** ITEMS **
──────────

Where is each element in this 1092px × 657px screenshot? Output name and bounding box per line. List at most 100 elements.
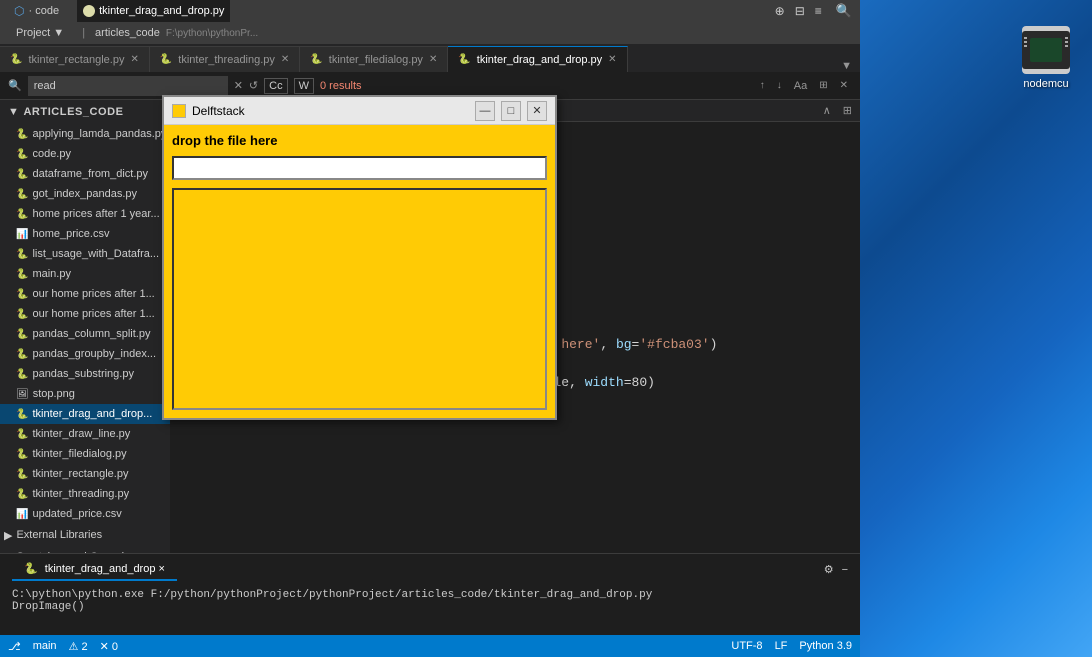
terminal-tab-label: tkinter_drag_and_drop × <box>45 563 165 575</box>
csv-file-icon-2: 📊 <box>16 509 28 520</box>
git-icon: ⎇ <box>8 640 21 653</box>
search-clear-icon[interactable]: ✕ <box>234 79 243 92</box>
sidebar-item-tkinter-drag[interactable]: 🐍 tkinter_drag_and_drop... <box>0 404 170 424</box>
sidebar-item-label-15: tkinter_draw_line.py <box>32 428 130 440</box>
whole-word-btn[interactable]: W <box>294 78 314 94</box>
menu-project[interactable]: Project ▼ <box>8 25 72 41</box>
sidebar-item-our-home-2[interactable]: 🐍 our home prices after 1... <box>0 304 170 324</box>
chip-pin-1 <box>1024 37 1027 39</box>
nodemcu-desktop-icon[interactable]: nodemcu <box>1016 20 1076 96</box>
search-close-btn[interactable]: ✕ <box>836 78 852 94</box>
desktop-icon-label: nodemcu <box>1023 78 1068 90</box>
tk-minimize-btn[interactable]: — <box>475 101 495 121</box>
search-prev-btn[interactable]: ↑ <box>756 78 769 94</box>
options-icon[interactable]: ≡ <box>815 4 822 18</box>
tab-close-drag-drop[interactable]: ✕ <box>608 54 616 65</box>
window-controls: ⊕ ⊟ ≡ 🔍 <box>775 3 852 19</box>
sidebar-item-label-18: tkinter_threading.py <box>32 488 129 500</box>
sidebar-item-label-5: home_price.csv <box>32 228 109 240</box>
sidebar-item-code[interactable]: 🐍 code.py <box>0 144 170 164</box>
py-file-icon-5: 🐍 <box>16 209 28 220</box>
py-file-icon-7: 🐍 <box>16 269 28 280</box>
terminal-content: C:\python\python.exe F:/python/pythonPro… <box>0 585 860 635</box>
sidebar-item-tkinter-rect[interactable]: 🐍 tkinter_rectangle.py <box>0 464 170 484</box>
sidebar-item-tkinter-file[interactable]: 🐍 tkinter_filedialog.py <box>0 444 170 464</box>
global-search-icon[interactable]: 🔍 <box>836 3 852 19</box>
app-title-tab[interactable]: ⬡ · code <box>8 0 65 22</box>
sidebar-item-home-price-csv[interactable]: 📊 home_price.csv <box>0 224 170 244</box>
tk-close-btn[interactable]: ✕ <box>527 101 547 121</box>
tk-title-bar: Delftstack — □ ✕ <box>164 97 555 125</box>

──────────

** SHORT PROBLEM **
Put the records from the line with "terminal-tab-label: tkinter_drag_and_drop ×" to the line with "chip-pin-1 <box>1024 37 1027 39</box>" into a numbered list, leaving out blank lines.

** ANSWER TO THIS TASK **
1. terminal-tab-label: tkinter_drag_and_drop × <box>45 563 165 575</box>
2. csv-file-icon-2: 📊 <box>16 509 28 520</box>
3. git-icon: ⎇ <box>8 640 21 653</box>
4. search-clear-icon[interactable]: ✕ <box>234 79 243 92</box>
5. sidebar-item-tkinter-drag[interactable]: 🐍 tkinter_drag_and_drop... <box>0 404 170 424</box>
6. sidebar-item-label-15: tkinter_draw_line.py <box>32 428 130 440</box>
7. whole-word-btn[interactable]: W <box>294 78 314 94</box>
8. menu-project[interactable]: Project ▼ <box>8 25 72 41</box>
9. sidebar-item-our-home-2[interactable]: 🐍 our home prices after 1... <box>0 304 170 324</box>
10. chip-pin-1 <box>1024 37 1027 39</box>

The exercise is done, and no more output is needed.